───── RECORDS FOR THIS EXERCISE ─────

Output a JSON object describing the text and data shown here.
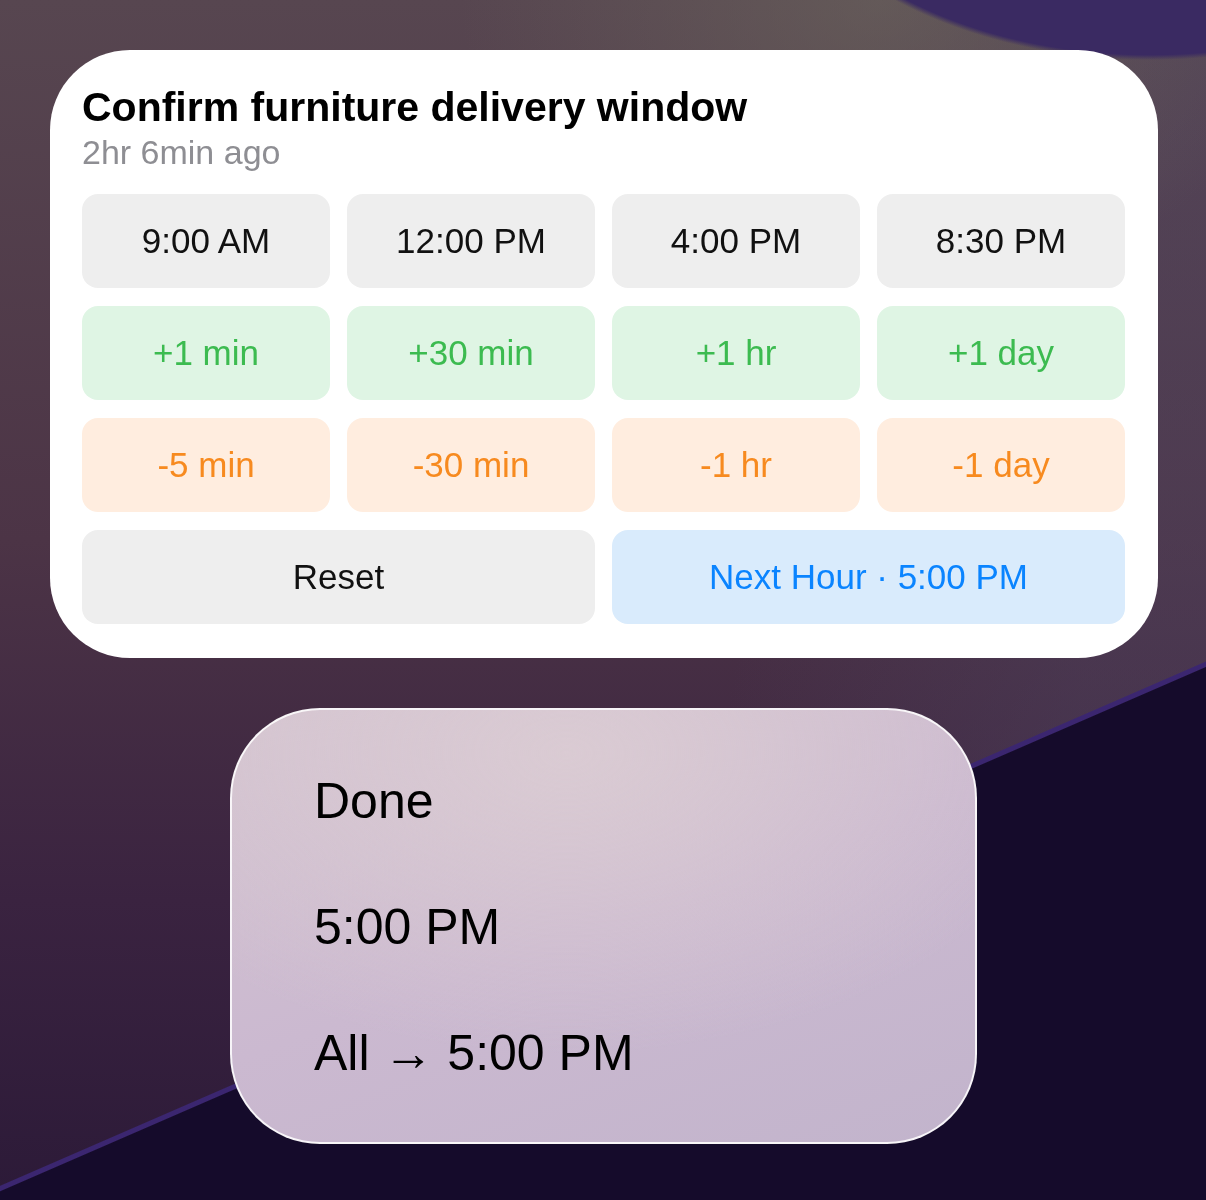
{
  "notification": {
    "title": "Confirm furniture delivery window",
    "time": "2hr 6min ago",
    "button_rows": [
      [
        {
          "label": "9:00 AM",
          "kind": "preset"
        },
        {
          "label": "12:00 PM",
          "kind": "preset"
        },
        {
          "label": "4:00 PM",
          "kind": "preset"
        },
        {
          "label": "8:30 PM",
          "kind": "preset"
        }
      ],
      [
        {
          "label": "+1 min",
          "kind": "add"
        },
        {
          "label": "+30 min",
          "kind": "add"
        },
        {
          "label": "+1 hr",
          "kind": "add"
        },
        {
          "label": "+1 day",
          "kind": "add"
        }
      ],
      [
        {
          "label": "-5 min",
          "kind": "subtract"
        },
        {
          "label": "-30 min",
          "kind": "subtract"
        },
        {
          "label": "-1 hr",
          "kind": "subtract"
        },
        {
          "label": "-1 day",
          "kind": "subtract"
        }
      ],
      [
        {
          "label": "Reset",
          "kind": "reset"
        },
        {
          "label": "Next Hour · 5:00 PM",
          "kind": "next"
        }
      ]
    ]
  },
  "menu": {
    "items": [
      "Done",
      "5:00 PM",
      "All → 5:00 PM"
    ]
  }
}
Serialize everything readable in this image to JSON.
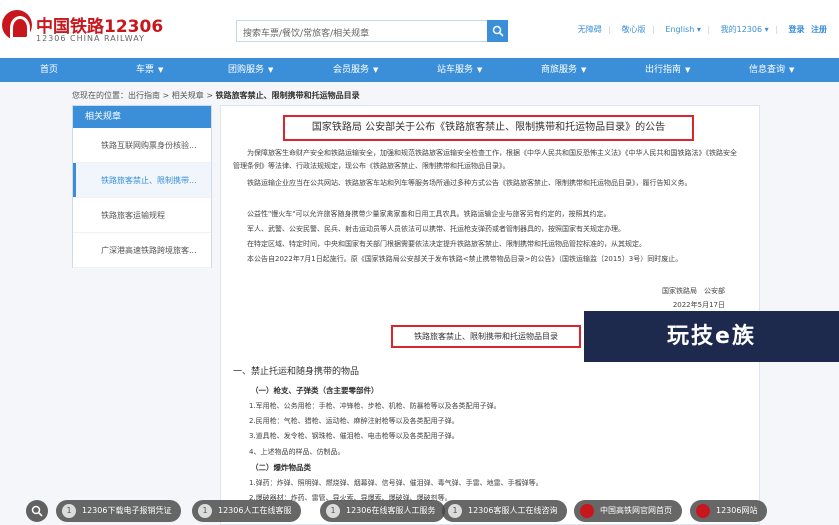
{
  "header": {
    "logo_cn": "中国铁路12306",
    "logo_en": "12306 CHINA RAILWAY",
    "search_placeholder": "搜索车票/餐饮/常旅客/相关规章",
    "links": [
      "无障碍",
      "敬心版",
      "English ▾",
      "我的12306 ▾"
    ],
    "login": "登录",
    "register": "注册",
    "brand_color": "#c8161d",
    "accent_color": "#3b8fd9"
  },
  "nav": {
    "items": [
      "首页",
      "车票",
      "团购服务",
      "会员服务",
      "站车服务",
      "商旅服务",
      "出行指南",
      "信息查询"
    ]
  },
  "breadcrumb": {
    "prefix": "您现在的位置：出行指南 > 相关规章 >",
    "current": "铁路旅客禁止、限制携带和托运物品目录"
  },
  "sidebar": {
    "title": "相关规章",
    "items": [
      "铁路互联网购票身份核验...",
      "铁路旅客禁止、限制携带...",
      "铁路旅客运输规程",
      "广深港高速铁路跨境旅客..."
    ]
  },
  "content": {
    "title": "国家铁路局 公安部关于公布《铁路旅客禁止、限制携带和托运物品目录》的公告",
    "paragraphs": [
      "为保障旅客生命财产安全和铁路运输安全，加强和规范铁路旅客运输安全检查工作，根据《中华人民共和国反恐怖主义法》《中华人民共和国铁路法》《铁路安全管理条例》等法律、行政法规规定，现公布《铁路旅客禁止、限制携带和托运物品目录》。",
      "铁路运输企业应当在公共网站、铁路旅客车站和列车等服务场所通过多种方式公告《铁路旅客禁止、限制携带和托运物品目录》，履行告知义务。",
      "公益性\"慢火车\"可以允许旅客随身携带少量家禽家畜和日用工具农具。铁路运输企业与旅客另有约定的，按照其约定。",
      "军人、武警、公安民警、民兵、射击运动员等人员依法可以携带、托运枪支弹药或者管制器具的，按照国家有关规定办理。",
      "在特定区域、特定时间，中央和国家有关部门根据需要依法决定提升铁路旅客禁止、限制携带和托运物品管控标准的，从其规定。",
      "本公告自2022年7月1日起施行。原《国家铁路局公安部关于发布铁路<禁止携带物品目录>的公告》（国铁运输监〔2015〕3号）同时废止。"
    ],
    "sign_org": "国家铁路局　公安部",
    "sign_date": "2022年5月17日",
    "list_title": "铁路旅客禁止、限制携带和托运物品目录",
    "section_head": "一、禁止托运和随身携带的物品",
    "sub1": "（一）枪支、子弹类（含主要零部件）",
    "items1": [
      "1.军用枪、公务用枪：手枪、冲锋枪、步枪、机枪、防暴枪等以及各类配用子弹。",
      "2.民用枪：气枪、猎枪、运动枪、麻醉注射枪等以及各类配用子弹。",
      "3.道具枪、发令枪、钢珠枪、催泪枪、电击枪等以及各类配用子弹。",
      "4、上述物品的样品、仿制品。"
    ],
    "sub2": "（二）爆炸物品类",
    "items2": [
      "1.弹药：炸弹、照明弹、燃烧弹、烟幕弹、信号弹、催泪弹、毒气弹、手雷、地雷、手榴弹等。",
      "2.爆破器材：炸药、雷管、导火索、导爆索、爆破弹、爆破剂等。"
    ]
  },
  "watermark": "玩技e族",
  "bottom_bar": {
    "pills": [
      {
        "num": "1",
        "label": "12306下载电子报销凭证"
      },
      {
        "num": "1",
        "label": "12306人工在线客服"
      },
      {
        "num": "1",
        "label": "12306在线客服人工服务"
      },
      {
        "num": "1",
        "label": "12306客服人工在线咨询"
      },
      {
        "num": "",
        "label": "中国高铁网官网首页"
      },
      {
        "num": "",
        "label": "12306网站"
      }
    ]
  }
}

─────

GIVEN REQUEST — Without the pictures, return all the records precisely as they stand.

PROBLEM SOLUTION —
Output a JSON object describing the text and data shown here.
{
  "notification": {
    "title": "Confirm furniture delivery window",
    "time": "2hr 6min ago",
    "button_rows": [
      [
        {
          "label": "9:00 AM",
          "kind": "preset"
        },
        {
          "label": "12:00 PM",
          "kind": "preset"
        },
        {
          "label": "4:00 PM",
          "kind": "preset"
        },
        {
          "label": "8:30 PM",
          "kind": "preset"
        }
      ],
      [
        {
          "label": "+1 min",
          "kind": "add"
        },
        {
          "label": "+30 min",
          "kind": "add"
        },
        {
          "label": "+1 hr",
          "kind": "add"
        },
        {
          "label": "+1 day",
          "kind": "add"
        }
      ],
      [
        {
          "label": "-5 min",
          "kind": "subtract"
        },
        {
          "label": "-30 min",
          "kind": "subtract"
        },
        {
          "label": "-1 hr",
          "kind": "subtract"
        },
        {
          "label": "-1 day",
          "kind": "subtract"
        }
      ],
      [
        {
          "label": "Reset",
          "kind": "reset"
        },
        {
          "label": "Next Hour · 5:00 PM",
          "kind": "next"
        }
      ]
    ]
  },
  "menu": {
    "items": [
      "Done",
      "5:00 PM",
      "All → 5:00 PM"
    ]
  }
}
Serialize everything readable in this image to JSON.
{
  "header": {
    "logo_cn": "中国铁路12306",
    "logo_en": "12306 CHINA RAILWAY",
    "search_placeholder": "搜索车票/餐饮/常旅客/相关规章",
    "links": [
      "无障碍",
      "敬心版",
      "English ▾",
      "我的12306 ▾"
    ],
    "login": "登录",
    "register": "注册",
    "brand_color": "#c8161d",
    "accent_color": "#3b8fd9"
  },
  "nav": {
    "items": [
      "首页",
      "车票",
      "团购服务",
      "会员服务",
      "站车服务",
      "商旅服务",
      "出行指南",
      "信息查询"
    ]
  },
  "breadcrumb": {
    "prefix": "您现在的位置：出行指南 > 相关规章 >",
    "current": "铁路旅客禁止、限制携带和托运物品目录"
  },
  "sidebar": {
    "title": "相关规章",
    "items": [
      "铁路互联网购票身份核验...",
      "铁路旅客禁止、限制携带...",
      "铁路旅客运输规程",
      "广深港高速铁路跨境旅客..."
    ]
  },
  "content": {
    "title": "国家铁路局 公安部关于公布《铁路旅客禁止、限制携带和托运物品目录》的公告",
    "paragraphs": [
      "为保障旅客生命财产安全和铁路运输安全，加强和规范铁路旅客运输安全检查工作，根据《中华人民共和国反恐怖主义法》《中华人民共和国铁路法》《铁路安全管理条例》等法律、行政法规规定，现公布《铁路旅客禁止、限制携带和托运物品目录》。",
      "铁路运输企业应当在公共网站、铁路旅客车站和列车等服务场所通过多种方式公告《铁路旅客禁止、限制携带和托运物品目录》，履行告知义务。",
      "公益性\"慢火车\"可以允许旅客随身携带少量家禽家畜和日用工具农具。铁路运输企业与旅客另有约定的，按照其约定。",
      "军人、武警、公安民警、民兵、射击运动员等人员依法可以携带、托运枪支弹药或者管制器具的，按照国家有关规定办理。",
      "在特定区域、特定时间，中央和国家有关部门根据需要依法决定提升铁路旅客禁止、限制携带和托运物品管控标准的，从其规定。",
      "本公告自2022年7月1日起施行。原《国家铁路局公安部关于发布铁路<禁止携带物品目录>的公告》（国铁运输监〔2015〕3号）同时废止。"
    ],
    "sign_org": "国家铁路局　公安部",
    "sign_date": "2022年5月17日",
    "list_title": "铁路旅客禁止、限制携带和托运物品目录",
    "section_head": "一、禁止托运和随身携带的物品",
    "sub1": "（一）枪支、子弹类（含主要零部件）",
    "items1": [
      "1.军用枪、公务用枪：手枪、冲锋枪、步枪、机枪、防暴枪等以及各类配用子弹。",
      "2.民用枪：气枪、猎枪、运动枪、麻醉注射枪等以及各类配用子弹。",
      "3.道具枪、发令枪、钢珠枪、催泪枪、电击枪等以及各类配用子弹。",
      "4、上述物品的样品、仿制品。"
    ],
    "sub2": "（二）爆炸物品类",
    "items2": [
      "1.弹药：炸弹、照明弹、燃烧弹、烟幕弹、信号弹、催泪弹、毒气弹、手雷、地雷、手榴弹等。",
      "2.爆破器材：炸药、雷管、导火索、导爆索、爆破弹、爆破剂等。"
    ]
  },
  "watermark": "玩技e族",
  "bottom_bar": {
    "pills": [
      {
        "num": "1",
        "label": "12306下载电子报销凭证"
      },
      {
        "num": "1",
        "label": "12306人工在线客服"
      },
      {
        "num": "1",
        "label": "12306在线客服人工服务"
      },
      {
        "num": "1",
        "label": "12306客服人工在线咨询"
      },
      {
        "num": "",
        "label": "中国高铁网官网首页"
      },
      {
        "num": "",
        "label": "12306网站"
      }
    ]
  }
}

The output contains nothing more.